====== Data provided

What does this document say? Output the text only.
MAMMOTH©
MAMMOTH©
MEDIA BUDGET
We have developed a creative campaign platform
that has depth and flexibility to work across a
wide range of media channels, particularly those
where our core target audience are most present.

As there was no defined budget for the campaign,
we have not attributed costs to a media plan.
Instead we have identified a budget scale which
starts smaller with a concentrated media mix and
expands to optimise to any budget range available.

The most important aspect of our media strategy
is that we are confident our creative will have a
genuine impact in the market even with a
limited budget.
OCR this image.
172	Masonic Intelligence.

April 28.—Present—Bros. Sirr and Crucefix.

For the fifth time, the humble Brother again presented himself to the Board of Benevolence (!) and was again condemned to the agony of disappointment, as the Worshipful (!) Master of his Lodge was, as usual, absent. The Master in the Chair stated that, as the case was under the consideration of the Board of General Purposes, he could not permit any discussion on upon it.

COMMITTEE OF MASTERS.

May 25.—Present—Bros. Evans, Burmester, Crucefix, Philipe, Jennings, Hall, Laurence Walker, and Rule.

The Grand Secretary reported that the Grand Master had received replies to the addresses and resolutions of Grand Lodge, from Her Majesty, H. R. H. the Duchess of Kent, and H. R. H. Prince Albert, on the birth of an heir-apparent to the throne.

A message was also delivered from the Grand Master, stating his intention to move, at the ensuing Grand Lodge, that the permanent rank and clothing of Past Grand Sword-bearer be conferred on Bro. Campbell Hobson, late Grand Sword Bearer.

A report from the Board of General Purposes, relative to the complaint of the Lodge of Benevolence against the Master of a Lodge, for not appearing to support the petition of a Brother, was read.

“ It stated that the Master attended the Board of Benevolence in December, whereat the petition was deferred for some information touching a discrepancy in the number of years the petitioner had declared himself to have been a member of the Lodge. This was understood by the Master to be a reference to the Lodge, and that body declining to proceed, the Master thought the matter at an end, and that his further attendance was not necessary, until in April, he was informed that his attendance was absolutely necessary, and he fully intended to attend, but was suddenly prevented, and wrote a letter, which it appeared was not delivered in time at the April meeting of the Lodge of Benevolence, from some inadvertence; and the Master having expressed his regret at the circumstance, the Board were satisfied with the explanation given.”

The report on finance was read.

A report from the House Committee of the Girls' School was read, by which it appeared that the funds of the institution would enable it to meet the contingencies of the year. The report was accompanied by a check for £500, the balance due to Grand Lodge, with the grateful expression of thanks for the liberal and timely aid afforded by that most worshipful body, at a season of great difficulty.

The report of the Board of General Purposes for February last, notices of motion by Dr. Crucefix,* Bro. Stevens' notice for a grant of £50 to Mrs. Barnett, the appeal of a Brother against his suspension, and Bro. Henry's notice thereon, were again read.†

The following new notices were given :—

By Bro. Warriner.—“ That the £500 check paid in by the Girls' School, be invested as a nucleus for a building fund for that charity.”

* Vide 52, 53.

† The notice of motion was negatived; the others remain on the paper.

============

List the lines of the entries that include "campaign".

Full solution
We have developed a creative campaign platform
As there was no defined budget for the campaign,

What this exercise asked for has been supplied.